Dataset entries
########################################

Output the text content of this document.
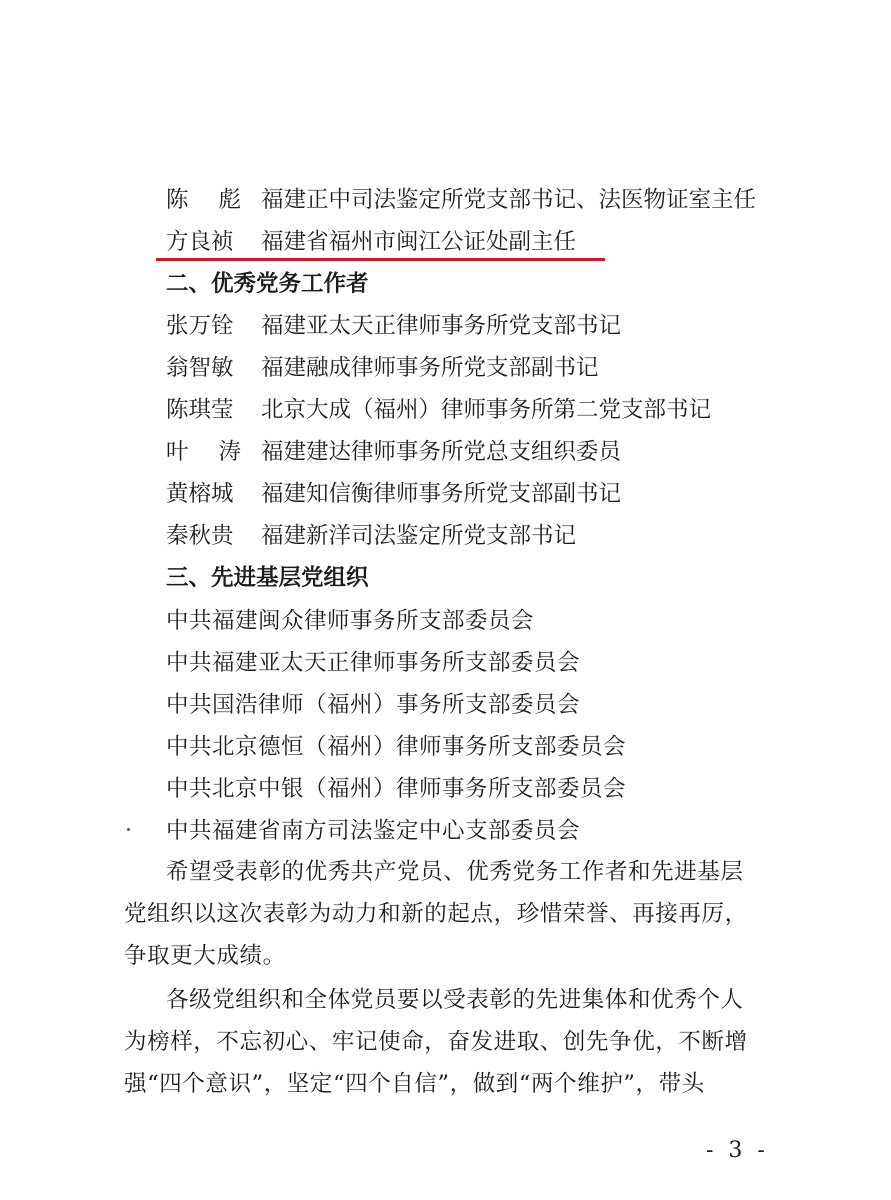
陈彪福建正中司法鉴定所党支部书记、法医物证室主任
方良祯 福建省福州市闽江公证处副主任
二、优秀党务工作者
张万铨 福建亚太天正律师事务所党支部书记
翁智敏 福建融成律师事务所党支部副书记
陈琪莹 北京大成（福州）律师事务所第二党支部书记
叶涛福建建达律师事务所党总支组织委员
黄榕城 福建知信衡律师事务所党支部副书记
秦秋贵 福建新洋司法鉴定所党支部书记
三、先进基层党组织
中共福建闽众律师事务所支部委员会
中共福建亚太天正律师事务所支部委员会
中共国浩律师（福州）事务所支部委员会
中共北京德恒（福州）律师事务所支部委员会
中共北京中银（福州）律师事务所支部委员会
中共福建省南方司法鉴定中心支部委员会
希望受表彰的优秀共产党员、优秀党务工作者和先进基层
党组织以这次表彰为动力和新的起点，珍惜荣誉、再接再厉，
争取更大成绩。
各级党组织和全体党员要以受表彰的先进集体和优秀个人
为榜样，不忘初心、牢记使命，奋发进取、创先争优，不断增
强“四个意识”，坚定“四个自信”，做到“两个维护”，带头
- 3 -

########################################

- Task details -
Each line of the data is to be duplicated exactly; pictures stay out of the copy.

- Result -
Output the text content of this document.
陈彪福建正中司法鉴定所党支部书记、法医物证室主任
方良祯 福建省福州市闽江公证处副主任
二、优秀党务工作者
张万铨 福建亚太天正律师事务所党支部书记
翁智敏 福建融成律师事务所党支部副书记
陈琪莹 北京大成（福州）律师事务所第二党支部书记
叶涛福建建达律师事务所党总支组织委员
黄榕城 福建知信衡律师事务所党支部副书记
秦秋贵 福建新洋司法鉴定所党支部书记
三、先进基层党组织
中共福建闽众律师事务所支部委员会
中共福建亚太天正律师事务所支部委员会
中共国浩律师（福州）事务所支部委员会
中共北京德恒（福州）律师事务所支部委员会
中共北京中银（福州）律师事务所支部委员会
中共福建省南方司法鉴定中心支部委员会
希望受表彰的优秀共产党员、优秀党务工作者和先进基层
党组织以这次表彰为动力和新的起点，珍惜荣誉、再接再厉，
争取更大成绩。
各级党组织和全体党员要以受表彰的先进集体和优秀个人
为榜样，不忘初心、牢记使命，奋发进取、创先争优，不断增
强“四个意识”，坚定“四个自信”，做到“两个维护”，带头
- 3 -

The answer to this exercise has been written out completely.